▶ **Stored rows**:
──────────────────────────────

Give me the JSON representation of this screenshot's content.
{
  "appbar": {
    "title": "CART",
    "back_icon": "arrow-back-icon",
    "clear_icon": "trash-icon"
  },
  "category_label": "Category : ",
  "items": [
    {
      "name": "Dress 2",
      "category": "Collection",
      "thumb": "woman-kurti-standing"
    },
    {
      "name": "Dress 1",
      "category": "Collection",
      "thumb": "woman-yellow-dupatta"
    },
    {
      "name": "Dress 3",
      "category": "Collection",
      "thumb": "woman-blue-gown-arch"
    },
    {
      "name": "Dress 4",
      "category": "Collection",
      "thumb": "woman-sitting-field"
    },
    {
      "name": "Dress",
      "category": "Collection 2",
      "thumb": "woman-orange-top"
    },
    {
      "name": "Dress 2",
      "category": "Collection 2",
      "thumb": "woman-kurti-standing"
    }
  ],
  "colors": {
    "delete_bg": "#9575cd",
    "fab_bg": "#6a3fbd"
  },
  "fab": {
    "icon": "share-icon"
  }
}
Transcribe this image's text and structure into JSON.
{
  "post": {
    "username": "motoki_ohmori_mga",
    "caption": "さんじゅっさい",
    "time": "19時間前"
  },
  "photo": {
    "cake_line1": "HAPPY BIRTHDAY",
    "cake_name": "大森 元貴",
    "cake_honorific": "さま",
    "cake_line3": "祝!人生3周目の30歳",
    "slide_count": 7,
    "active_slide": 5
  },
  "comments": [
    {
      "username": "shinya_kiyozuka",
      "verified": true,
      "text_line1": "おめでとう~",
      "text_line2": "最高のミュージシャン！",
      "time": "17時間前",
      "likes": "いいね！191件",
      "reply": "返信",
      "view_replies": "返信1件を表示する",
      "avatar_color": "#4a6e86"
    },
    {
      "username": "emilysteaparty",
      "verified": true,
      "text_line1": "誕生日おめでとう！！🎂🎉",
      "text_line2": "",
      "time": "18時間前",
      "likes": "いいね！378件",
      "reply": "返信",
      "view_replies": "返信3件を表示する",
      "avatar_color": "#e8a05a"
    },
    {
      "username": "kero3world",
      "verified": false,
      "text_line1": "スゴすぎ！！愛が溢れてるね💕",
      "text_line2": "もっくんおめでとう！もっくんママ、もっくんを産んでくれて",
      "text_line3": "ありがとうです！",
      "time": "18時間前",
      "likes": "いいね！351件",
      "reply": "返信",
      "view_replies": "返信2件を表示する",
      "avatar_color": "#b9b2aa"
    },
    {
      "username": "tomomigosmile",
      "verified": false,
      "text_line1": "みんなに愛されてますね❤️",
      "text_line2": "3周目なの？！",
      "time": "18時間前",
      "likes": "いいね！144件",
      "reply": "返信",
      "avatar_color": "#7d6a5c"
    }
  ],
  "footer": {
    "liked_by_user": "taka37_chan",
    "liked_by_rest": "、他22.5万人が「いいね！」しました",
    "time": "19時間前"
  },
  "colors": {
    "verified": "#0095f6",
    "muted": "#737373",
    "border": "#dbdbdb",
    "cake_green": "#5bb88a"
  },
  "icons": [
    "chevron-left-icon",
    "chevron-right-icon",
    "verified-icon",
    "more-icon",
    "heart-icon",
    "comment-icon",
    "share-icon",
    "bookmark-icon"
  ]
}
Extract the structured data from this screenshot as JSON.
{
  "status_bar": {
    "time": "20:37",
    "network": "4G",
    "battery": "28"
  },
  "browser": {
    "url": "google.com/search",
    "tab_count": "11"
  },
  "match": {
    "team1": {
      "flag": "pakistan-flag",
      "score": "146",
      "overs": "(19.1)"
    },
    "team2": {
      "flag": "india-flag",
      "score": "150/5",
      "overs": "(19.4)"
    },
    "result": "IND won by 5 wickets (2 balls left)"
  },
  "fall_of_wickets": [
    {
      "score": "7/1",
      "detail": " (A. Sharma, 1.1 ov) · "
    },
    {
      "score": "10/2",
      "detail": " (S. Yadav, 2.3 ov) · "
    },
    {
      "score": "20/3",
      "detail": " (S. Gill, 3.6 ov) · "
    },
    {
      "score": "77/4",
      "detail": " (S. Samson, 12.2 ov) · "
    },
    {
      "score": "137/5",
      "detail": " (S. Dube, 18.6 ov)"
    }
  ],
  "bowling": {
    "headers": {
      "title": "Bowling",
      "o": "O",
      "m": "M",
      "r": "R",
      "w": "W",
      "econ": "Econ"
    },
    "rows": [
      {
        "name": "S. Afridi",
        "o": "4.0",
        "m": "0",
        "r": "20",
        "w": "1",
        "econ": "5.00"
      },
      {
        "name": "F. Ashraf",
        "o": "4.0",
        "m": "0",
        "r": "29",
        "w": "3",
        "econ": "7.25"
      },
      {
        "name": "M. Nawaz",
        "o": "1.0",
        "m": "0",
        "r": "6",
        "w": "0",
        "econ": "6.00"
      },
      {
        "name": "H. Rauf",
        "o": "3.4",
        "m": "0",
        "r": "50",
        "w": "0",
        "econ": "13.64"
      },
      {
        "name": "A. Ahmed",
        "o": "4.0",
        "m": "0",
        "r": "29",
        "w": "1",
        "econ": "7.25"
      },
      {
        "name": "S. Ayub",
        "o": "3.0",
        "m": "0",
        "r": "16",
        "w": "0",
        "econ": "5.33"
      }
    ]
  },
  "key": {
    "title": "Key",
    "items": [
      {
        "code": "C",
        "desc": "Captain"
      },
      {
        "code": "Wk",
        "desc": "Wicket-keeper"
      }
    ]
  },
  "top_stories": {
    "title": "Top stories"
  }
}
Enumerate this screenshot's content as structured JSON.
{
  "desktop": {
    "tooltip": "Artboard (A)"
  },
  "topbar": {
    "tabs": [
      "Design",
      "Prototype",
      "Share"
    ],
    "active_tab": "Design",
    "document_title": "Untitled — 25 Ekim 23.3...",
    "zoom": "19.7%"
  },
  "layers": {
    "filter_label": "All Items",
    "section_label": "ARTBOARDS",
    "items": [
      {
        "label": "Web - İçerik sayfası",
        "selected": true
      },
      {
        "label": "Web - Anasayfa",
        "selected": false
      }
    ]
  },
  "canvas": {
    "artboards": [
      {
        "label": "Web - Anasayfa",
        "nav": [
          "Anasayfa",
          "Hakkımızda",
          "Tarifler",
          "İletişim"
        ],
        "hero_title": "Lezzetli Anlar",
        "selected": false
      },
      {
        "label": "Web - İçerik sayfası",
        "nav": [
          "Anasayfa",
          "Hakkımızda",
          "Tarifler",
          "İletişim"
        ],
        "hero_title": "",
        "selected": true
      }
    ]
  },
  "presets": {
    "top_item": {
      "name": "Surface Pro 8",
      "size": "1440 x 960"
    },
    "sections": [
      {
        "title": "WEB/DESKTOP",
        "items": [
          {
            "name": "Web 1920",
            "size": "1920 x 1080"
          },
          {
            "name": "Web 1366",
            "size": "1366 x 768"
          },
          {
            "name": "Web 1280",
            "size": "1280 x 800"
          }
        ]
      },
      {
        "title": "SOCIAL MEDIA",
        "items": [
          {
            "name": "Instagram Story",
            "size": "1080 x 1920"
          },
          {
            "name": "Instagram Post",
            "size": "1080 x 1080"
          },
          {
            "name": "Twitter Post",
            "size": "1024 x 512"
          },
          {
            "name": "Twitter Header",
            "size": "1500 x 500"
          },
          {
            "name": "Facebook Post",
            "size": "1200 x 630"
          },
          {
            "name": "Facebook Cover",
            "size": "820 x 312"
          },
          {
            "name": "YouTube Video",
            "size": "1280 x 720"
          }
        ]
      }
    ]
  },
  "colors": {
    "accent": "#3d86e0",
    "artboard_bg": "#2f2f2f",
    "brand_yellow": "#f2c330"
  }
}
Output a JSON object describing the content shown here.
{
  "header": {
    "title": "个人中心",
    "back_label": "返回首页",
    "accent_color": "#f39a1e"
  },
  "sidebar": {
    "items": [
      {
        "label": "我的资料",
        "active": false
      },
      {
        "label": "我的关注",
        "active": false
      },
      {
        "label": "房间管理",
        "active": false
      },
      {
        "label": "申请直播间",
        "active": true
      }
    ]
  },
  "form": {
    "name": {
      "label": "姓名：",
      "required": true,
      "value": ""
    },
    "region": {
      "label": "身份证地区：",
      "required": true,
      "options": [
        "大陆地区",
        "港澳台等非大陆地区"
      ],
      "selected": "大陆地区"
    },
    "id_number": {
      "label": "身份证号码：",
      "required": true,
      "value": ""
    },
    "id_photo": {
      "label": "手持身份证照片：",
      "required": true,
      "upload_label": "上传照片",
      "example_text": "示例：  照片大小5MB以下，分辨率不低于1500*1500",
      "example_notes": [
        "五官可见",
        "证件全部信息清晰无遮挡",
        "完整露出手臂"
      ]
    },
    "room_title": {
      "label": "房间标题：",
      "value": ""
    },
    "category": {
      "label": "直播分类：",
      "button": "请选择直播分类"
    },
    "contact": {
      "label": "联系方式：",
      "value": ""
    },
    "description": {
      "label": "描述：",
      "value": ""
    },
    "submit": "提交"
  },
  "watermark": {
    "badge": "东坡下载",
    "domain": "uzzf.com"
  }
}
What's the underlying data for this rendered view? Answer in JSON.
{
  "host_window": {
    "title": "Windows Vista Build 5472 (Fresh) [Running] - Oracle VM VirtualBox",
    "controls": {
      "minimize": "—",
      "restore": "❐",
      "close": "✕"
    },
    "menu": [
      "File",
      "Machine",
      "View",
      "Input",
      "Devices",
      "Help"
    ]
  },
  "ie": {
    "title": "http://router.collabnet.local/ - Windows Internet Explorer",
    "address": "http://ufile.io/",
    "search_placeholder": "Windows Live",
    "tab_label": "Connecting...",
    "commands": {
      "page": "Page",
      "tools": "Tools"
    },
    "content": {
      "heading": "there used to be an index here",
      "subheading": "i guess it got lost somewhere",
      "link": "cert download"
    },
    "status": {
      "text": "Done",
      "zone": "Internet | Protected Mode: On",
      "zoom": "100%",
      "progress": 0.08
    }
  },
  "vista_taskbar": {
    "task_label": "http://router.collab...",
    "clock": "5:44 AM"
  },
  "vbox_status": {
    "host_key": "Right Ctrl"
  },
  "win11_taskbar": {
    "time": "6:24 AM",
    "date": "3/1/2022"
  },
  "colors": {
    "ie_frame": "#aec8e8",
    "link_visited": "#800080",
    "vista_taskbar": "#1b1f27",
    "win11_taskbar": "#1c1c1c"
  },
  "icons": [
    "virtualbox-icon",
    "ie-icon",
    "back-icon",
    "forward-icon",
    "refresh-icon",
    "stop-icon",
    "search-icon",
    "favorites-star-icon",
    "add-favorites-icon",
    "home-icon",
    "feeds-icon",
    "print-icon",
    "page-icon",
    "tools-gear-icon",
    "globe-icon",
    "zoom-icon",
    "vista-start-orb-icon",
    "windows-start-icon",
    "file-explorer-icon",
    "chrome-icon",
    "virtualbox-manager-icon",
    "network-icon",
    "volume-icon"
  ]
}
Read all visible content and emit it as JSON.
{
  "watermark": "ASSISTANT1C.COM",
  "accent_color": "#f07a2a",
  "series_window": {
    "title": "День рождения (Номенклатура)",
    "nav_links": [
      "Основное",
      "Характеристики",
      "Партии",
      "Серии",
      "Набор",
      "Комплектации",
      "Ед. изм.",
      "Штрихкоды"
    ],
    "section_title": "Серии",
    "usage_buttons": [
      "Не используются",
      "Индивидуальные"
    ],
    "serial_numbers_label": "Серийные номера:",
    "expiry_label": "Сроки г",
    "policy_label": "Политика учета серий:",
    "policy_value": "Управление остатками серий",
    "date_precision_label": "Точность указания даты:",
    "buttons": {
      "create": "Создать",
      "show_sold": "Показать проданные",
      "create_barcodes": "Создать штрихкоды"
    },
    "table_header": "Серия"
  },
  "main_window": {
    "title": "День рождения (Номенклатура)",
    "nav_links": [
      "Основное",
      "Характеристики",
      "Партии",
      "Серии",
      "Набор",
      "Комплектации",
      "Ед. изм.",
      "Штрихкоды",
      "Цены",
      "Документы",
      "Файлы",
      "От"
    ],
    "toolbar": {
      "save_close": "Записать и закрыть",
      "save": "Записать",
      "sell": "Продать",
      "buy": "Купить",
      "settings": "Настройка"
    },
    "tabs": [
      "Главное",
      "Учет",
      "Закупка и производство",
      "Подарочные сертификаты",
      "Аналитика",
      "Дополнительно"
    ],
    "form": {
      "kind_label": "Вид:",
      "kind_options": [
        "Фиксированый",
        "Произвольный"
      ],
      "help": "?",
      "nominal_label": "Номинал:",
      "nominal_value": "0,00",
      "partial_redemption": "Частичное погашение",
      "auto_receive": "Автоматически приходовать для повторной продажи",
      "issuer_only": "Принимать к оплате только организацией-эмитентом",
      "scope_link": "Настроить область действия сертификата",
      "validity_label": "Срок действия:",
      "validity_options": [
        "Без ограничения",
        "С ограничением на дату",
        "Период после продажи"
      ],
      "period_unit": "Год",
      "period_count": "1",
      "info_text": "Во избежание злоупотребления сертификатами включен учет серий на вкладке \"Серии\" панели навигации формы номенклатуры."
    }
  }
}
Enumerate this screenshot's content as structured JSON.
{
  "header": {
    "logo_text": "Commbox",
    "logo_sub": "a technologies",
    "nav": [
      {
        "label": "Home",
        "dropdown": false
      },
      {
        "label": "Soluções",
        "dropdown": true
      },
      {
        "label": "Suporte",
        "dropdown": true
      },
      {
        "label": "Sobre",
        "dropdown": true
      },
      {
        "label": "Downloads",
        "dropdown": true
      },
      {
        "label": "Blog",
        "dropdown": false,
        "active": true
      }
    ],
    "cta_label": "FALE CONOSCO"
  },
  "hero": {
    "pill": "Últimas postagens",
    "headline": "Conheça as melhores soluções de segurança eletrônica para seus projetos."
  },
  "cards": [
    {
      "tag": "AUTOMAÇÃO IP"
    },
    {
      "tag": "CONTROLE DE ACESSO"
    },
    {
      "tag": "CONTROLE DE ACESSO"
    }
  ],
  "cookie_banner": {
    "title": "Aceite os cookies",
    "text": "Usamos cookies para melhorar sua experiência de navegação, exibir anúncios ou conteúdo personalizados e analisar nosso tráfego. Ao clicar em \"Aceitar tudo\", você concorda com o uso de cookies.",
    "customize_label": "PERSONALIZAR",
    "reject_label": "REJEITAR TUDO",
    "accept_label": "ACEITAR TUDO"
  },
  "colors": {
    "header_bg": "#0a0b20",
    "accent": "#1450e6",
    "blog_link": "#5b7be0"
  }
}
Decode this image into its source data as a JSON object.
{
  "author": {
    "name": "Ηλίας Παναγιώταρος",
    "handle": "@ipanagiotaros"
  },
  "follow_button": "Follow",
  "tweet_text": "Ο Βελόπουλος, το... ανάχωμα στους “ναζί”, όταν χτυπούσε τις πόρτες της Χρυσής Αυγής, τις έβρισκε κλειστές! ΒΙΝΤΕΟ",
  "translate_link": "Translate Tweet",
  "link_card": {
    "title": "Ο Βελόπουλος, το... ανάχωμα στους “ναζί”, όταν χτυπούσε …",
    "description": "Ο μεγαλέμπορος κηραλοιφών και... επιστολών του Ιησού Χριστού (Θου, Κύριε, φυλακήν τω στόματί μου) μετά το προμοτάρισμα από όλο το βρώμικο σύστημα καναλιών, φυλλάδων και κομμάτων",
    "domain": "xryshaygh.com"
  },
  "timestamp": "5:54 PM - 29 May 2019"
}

──────────────────────────────

▶ **Written instruction**: Scan the records above, count the lines with "into" in them, and give only the number.

▶ **Final answer**: 2